▶ **Extract**

------------

Continuation of escitalopram or bupropion XL in patients with bipolar I disorder and a recently remitted depressive episode did not show a significant benefit when used for 52 weeks as compared with treatment for 8 weeks in preventing relapse of any mood episode, researchers report. Conducted at sites in Canada, Korea, and India, the adjunctive antidepressant trial was stopped early because of slow recruitment and funding limitations.
The double-blind, randomized, placebo-controlled trial compared the maintenance of treatment with adjunctive escitalopram or bupropion XL as compared with discontinuation of antidepressant therapy in patients with bipolar I disorder who had recently had remission of a depressive episode. Participants were assigned to continue treatment with antidepressants for 52 weeks after remission or to switch to placebo at 8 weeks. Assessed in a time-to-event analysis, the primary outcome was any mood episode, depression, suicidality, and mood-episode severity; additional treatment or hospitalization for mood symptoms; or attempted or completed suicide.
“Of 209 patients with bipolar I disorder who participated in an open-label treatment phase, 150 who had remission of depression were enrolled in the double-blind phase in addition to 27 patients who were enrolled directly,” the authors report. “A total of 90 patients were assigned to continue treatment with the prescribed antidepressant for 52 weeks (52-week group) and 87 were assigned to switch to placebo at 8 weeks (8-week group). The trial was stopped before full recruitment was reached owing to slow recruitment and funding limitations. At 52 weeks, 28 of the patients in the 52-week group (31%) and 40 in the 8-week group (46%) had a primary-outcome event. The hazard ratio for time to any mood episode in the 52-week group relative to the 8-week group was 0.68 (95% confidence interval [CI], 0.43 to 1.10; P=0.12 by log-rank test). A total of 11 patients in the 52-week group (12%) as compared with 5 patients in the 8-week group (6%) had mania or hypomania (hazard ratio, 2.28; 95% CI, 0.86 to 6.08), and 15 patients (17%) as compared with 35 patients (40%) had recurrence of depression (hazard ratio, 0.43; 95% CI, 0.25 to 0.75). The incidence of adverse events was similar in the two groups.”

------------

▶ **Data to examine**
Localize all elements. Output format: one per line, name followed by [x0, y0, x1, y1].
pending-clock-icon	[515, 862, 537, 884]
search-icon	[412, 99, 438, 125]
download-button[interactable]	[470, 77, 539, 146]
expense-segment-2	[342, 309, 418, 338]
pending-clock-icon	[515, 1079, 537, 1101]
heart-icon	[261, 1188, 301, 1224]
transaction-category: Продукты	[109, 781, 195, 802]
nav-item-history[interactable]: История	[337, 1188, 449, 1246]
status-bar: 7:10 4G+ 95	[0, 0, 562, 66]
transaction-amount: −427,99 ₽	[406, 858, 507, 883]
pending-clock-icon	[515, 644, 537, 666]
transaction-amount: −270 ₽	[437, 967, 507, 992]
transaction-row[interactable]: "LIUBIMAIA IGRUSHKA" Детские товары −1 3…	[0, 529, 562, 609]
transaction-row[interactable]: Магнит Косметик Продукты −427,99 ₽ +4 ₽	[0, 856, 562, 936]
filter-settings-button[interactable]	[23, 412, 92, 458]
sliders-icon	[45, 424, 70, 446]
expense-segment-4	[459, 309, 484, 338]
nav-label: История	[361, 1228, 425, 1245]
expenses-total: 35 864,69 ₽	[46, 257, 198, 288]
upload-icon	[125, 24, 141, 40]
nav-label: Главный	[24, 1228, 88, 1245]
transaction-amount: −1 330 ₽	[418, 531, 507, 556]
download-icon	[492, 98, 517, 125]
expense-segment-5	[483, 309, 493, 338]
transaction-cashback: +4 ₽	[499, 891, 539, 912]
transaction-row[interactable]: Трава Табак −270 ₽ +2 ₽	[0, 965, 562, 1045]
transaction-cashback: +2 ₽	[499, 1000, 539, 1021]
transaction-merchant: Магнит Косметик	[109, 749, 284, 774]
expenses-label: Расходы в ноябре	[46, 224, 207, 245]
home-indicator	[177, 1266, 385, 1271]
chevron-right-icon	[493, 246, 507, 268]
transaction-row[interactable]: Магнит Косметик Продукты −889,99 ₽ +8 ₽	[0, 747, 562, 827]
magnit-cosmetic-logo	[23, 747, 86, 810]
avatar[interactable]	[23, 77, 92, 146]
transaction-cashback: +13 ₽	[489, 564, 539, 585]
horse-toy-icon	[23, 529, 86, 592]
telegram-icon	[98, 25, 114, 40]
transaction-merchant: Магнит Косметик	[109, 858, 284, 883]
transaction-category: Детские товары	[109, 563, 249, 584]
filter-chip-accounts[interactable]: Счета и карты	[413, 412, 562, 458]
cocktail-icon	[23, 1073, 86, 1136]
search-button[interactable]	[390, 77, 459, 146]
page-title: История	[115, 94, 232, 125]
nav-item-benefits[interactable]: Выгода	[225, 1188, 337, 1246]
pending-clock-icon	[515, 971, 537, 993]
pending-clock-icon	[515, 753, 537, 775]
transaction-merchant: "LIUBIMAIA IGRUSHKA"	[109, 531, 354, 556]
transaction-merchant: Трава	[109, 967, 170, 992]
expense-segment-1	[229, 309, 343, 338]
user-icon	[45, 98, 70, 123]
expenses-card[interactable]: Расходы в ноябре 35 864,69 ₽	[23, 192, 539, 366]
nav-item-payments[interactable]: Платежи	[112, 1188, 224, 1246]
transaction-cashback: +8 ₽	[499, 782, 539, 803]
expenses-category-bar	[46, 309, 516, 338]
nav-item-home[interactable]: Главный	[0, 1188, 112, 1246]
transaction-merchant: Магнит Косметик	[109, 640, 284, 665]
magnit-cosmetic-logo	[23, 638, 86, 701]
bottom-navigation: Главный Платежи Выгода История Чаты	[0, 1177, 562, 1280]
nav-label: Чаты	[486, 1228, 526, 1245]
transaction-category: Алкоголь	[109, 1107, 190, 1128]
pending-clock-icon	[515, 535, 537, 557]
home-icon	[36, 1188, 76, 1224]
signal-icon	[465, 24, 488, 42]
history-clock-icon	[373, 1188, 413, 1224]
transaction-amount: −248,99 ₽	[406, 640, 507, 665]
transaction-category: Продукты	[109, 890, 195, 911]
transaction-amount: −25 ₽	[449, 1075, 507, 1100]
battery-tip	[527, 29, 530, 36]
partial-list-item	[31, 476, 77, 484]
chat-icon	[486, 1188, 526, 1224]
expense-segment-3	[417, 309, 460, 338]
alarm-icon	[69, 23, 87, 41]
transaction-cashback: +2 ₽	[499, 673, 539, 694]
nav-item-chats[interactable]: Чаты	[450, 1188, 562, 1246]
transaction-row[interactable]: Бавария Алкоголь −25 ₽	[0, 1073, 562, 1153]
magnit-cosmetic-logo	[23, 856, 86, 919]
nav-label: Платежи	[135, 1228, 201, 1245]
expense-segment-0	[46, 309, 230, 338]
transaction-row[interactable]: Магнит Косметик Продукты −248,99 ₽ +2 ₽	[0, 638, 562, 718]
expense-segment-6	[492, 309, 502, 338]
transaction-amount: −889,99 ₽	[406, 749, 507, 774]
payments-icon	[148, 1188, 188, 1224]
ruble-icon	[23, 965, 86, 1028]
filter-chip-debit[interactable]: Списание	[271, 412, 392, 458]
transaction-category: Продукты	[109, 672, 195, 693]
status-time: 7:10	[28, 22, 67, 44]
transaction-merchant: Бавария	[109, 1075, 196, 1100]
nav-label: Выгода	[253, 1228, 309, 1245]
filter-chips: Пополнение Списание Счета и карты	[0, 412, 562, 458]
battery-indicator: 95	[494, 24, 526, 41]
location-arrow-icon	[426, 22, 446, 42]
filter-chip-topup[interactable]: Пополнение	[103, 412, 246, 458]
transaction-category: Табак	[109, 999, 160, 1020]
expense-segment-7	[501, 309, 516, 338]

------------

▶ **Apply what you read**
a) From the bipolar trial report, set down the part from "Continuation of escitalopram" to "of slow recruitment and funding limitations.".
b) Answer these questions from the bipolar trial report:
(i) In which countries were the trial sites?
(ii) How many patients were assigned to switch to placebo at 8 weeks?
(iii) At 52 weeks, how many patients in the 52-week group had a primary-outcome event?
c) Translate this sentence from the bipolar trial report into Spanish: "The incidence of adverse events was similar in the two groups."

▶ **Answers for the tasks**
a)
Continuation of escitalopram or bupropion XL in patients with bipolar I disorder and a recently remitted depressive episode did not show a significant benefit when used for 52 weeks as compared with treatment for 8 weeks in preventing relapse of any mood episode, researchers report. Conducted at sites in Canada, Korea, and India, the adjunctive antidepressant trial was stopped early because of slow recruitment and funding limitations.

b)
(i) Canada, Korea, and India
(ii) 87
(iii) 28 (31%)

c) La incidencia de eventos adversos fue similar en los dos grupos.